WHAT YOU HAVE TO DO:
Copy the records below exactly, omitting any pictures they contain.
==========
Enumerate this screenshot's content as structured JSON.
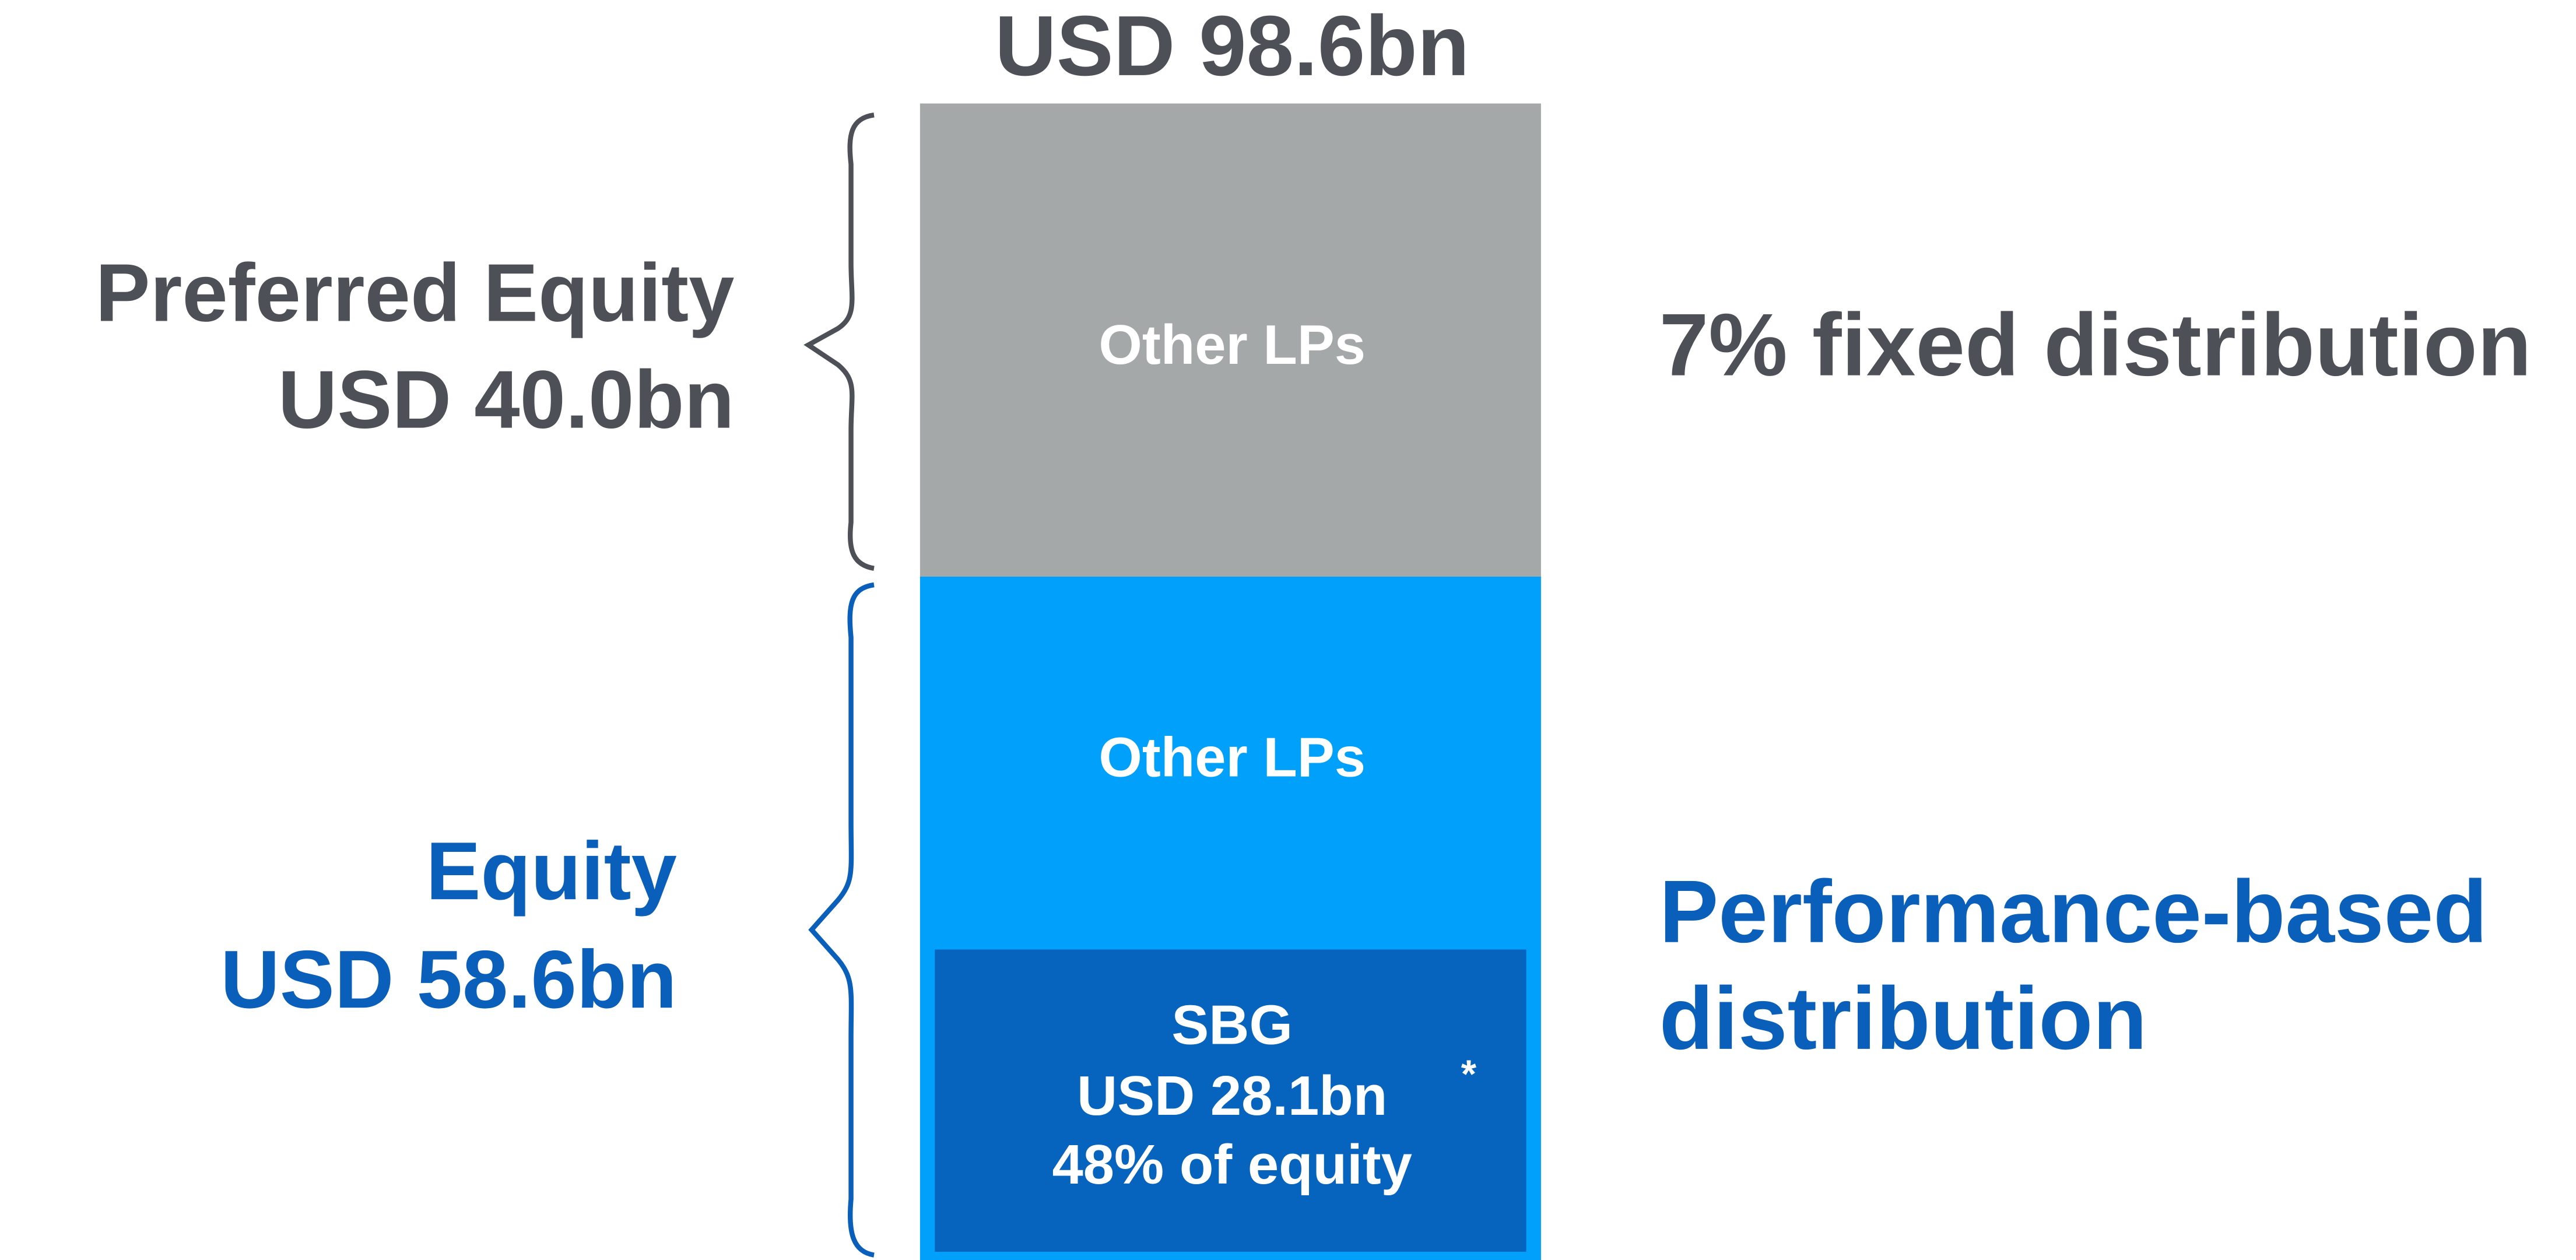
{
  "total": "USD 98.6bn",
  "preferred": {
    "label": "Preferred Equity",
    "amount": "USD 40.0bn",
    "segment": "Other LPs",
    "distribution": "7% fixed distribution"
  },
  "equity": {
    "label": "Equity",
    "amount": "USD 58.6bn",
    "segment": "Other LPs",
    "sbg": {
      "name": "SBG",
      "amount": "USD 28.1bn",
      "note_mark": "*",
      "share": "48% of equity"
    },
    "distribution": [
      "Performance-based",
      "distribution"
    ]
  }
}
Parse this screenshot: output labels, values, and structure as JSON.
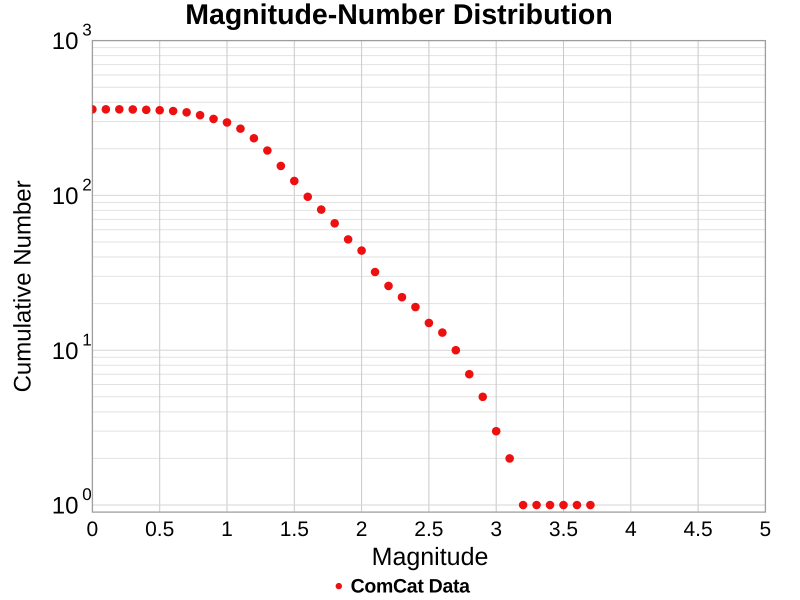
==========
RESPONSE TO THE TASK:
Enumerate this screenshot's content as structured JSON.
{
  "total": "USD 98.6bn",
  "preferred": {
    "label": "Preferred Equity",
    "amount": "USD 40.0bn",
    "segment": "Other LPs",
    "distribution": "7% fixed distribution"
  },
  "equity": {
    "label": "Equity",
    "amount": "USD 58.6bn",
    "segment": "Other LPs",
    "sbg": {
      "name": "SBG",
      "amount": "USD 28.1bn",
      "note_mark": "*",
      "share": "48% of equity"
    },
    "distribution": [
      "Performance-based",
      "distribution"
    ]
  }
}
Parse this screenshot: output labels, values, and structure as JSON.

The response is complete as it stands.